## What to do
The records underneath are to be repeated exactly, with the pictures left out.

## Records for processing
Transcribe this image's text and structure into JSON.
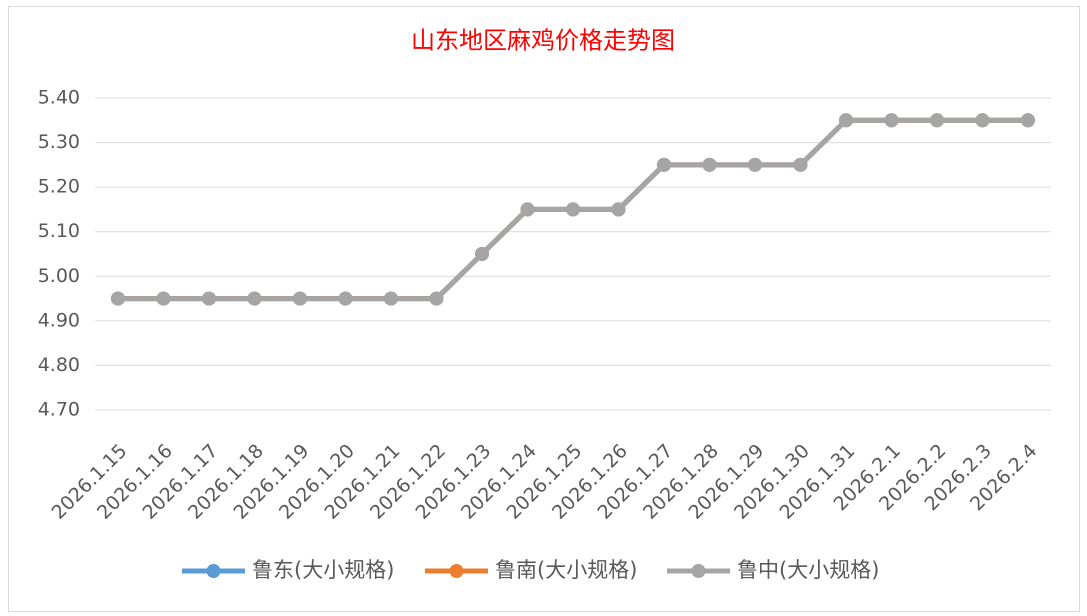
{
  "chart_data": {
    "type": "line",
    "title": "山东地区麻鸡价格走势图",
    "categories": [
      "2026.1.15",
      "2026.1.16",
      "2026.1.17",
      "2026.1.18",
      "2026.1.19",
      "2026.1.20",
      "2026.1.21",
      "2026.1.22",
      "2026.1.23",
      "2026.1.24",
      "2026.1.25",
      "2026.1.26",
      "2026.1.27",
      "2026.1.28",
      "2026.1.29",
      "2026.1.30",
      "2026.1.31",
      "2026.2.1",
      "2026.2.2",
      "2026.2.3",
      "2026.2.4"
    ],
    "series": [
      {
        "name": "鲁东(大小规格)",
        "color": "#5b9bd5",
        "values": [
          4.95,
          4.95,
          4.95,
          4.95,
          4.95,
          4.95,
          4.95,
          4.95,
          5.05,
          5.15,
          5.15,
          5.15,
          5.25,
          5.25,
          5.25,
          5.25,
          5.35,
          5.35,
          5.35,
          5.35,
          5.35
        ]
      },
      {
        "name": "鲁南(大小规格)",
        "color": "#ed7d31",
        "values": [
          4.95,
          4.95,
          4.95,
          4.95,
          4.95,
          4.95,
          4.95,
          4.95,
          5.05,
          5.15,
          5.15,
          5.15,
          5.25,
          5.25,
          5.25,
          5.25,
          5.35,
          5.35,
          5.35,
          5.35,
          5.35
        ]
      },
      {
        "name": "鲁中(大小规格)",
        "color": "#a5a5a5",
        "values": [
          4.95,
          4.95,
          4.95,
          4.95,
          4.95,
          4.95,
          4.95,
          4.95,
          5.05,
          5.15,
          5.15,
          5.15,
          5.25,
          5.25,
          5.25,
          5.25,
          5.35,
          5.35,
          5.35,
          5.35,
          5.35
        ]
      }
    ],
    "ylim": [
      4.7,
      5.4
    ],
    "yticks": [
      {
        "value": 4.7,
        "label": "4.70"
      },
      {
        "value": 4.8,
        "label": "4.80"
      },
      {
        "value": 4.9,
        "label": "4.90"
      },
      {
        "value": 5.0,
        "label": "5.00"
      },
      {
        "value": 5.1,
        "label": "5.10"
      },
      {
        "value": 5.2,
        "label": "5.20"
      },
      {
        "value": 5.3,
        "label": "5.30"
      },
      {
        "value": 5.4,
        "label": "5.40"
      }
    ],
    "grid": true,
    "legend": "bottom"
  }
}
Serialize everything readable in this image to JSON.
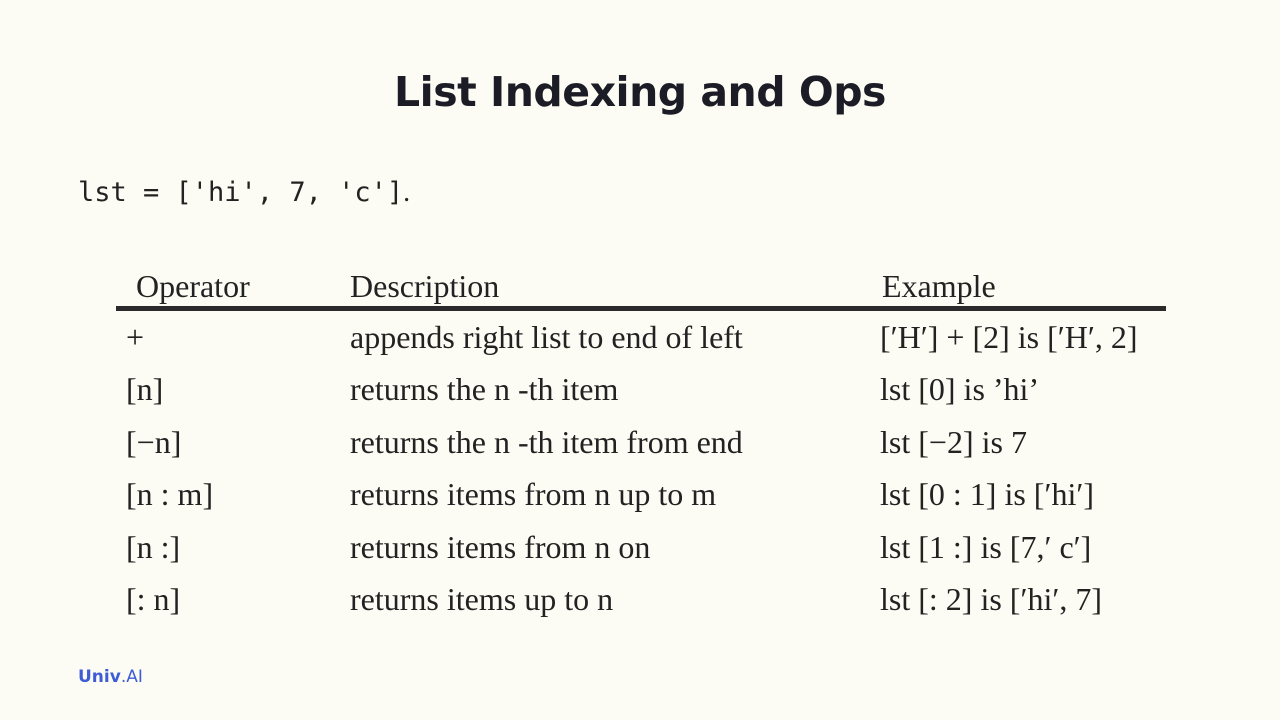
{
  "slide": {
    "title": "List Indexing and Ops",
    "code_text": "lst = ['hi', 7, 'c']",
    "code_period": "."
  },
  "table": {
    "headers": {
      "operator": "Operator",
      "description": "Description",
      "example": "Example"
    },
    "rows": [
      {
        "operator": "+",
        "description": "appends right list to end of left",
        "example": "[′H′] + [2] is  [′H′, 2]"
      },
      {
        "operator": "[n]",
        "description": "returns the n -th item",
        "example": "lst [0] is ’hi’"
      },
      {
        "operator": "[−n]",
        "description": "returns the n -th item from end",
        "example": "lst [−2] is 7"
      },
      {
        "operator": "[n : m]",
        "description": "returns items from n up to m",
        "example": "lst [0 : 1] is  [′hi′]"
      },
      {
        "operator": "[n :]",
        "description": "returns items from n on",
        "example": "lst [1 :] is  [7,′ c′]"
      },
      {
        "operator": "[: n]",
        "description": "returns items up to n",
        "example": "lst [: 2] is  [′hi′, 7]"
      }
    ]
  },
  "brand": {
    "bold": "Univ",
    "rest": ".AI"
  }
}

## Response
Transcribe this image's text and structure into JSON.
{
  "chart_data": {
    "type": "line",
    "title": "山东地区麻鸡价格走势图",
    "categories": [
      "2026.1.15",
      "2026.1.16",
      "2026.1.17",
      "2026.1.18",
      "2026.1.19",
      "2026.1.20",
      "2026.1.21",
      "2026.1.22",
      "2026.1.23",
      "2026.1.24",
      "2026.1.25",
      "2026.1.26",
      "2026.1.27",
      "2026.1.28",
      "2026.1.29",
      "2026.1.30",
      "2026.1.31",
      "2026.2.1",
      "2026.2.2",
      "2026.2.3",
      "2026.2.4"
    ],
    "series": [
      {
        "name": "鲁东(大小规格)",
        "color": "#5b9bd5",
        "values": [
          4.95,
          4.95,
          4.95,
          4.95,
          4.95,
          4.95,
          4.95,
          4.95,
          5.05,
          5.15,
          5.15,
          5.15,
          5.25,
          5.25,
          5.25,
          5.25,
          5.35,
          5.35,
          5.35,
          5.35,
          5.35
        ]
      },
      {
        "name": "鲁南(大小规格)",
        "color": "#ed7d31",
        "values": [
          4.95,
          4.95,
          4.95,
          4.95,
          4.95,
          4.95,
          4.95,
          4.95,
          5.05,
          5.15,
          5.15,
          5.15,
          5.25,
          5.25,
          5.25,
          5.25,
          5.35,
          5.35,
          5.35,
          5.35,
          5.35
        ]
      },
      {
        "name": "鲁中(大小规格)",
        "color": "#a5a5a5",
        "values": [
          4.95,
          4.95,
          4.95,
          4.95,
          4.95,
          4.95,
          4.95,
          4.95,
          5.05,
          5.15,
          5.15,
          5.15,
          5.25,
          5.25,
          5.25,
          5.25,
          5.35,
          5.35,
          5.35,
          5.35,
          5.35
        ]
      }
    ],
    "ylim": [
      4.7,
      5.4
    ],
    "yticks": [
      {
        "value": 4.7,
        "label": "4.70"
      },
      {
        "value": 4.8,
        "label": "4.80"
      },
      {
        "value": 4.9,
        "label": "4.90"
      },
      {
        "value": 5.0,
        "label": "5.00"
      },
      {
        "value": 5.1,
        "label": "5.10"
      },
      {
        "value": 5.2,
        "label": "5.20"
      },
      {
        "value": 5.3,
        "label": "5.30"
      },
      {
        "value": 5.4,
        "label": "5.40"
      }
    ],
    "grid": true,
    "legend": "bottom"
  }
}
Serialize everything readable in this image to JSON.
{
  "slide": {
    "title": "List Indexing and Ops",
    "code_text": "lst = ['hi', 7, 'c']",
    "code_period": "."
  },
  "table": {
    "headers": {
      "operator": "Operator",
      "description": "Description",
      "example": "Example"
    },
    "rows": [
      {
        "operator": "+",
        "description": "appends right list to end of left",
        "example": "[′H′] + [2] is  [′H′, 2]"
      },
      {
        "operator": "[n]",
        "description": "returns the n -th item",
        "example": "lst [0] is ’hi’"
      },
      {
        "operator": "[−n]",
        "description": "returns the n -th item from end",
        "example": "lst [−2] is 7"
      },
      {
        "operator": "[n : m]",
        "description": "returns items from n up to m",
        "example": "lst [0 : 1] is  [′hi′]"
      },
      {
        "operator": "[n :]",
        "description": "returns items from n on",
        "example": "lst [1 :] is  [7,′ c′]"
      },
      {
        "operator": "[: n]",
        "description": "returns items up to n",
        "example": "lst [: 2] is  [′hi′, 7]"
      }
    ]
  },
  "brand": {
    "bold": "Univ",
    "rest": ".AI"
  }
}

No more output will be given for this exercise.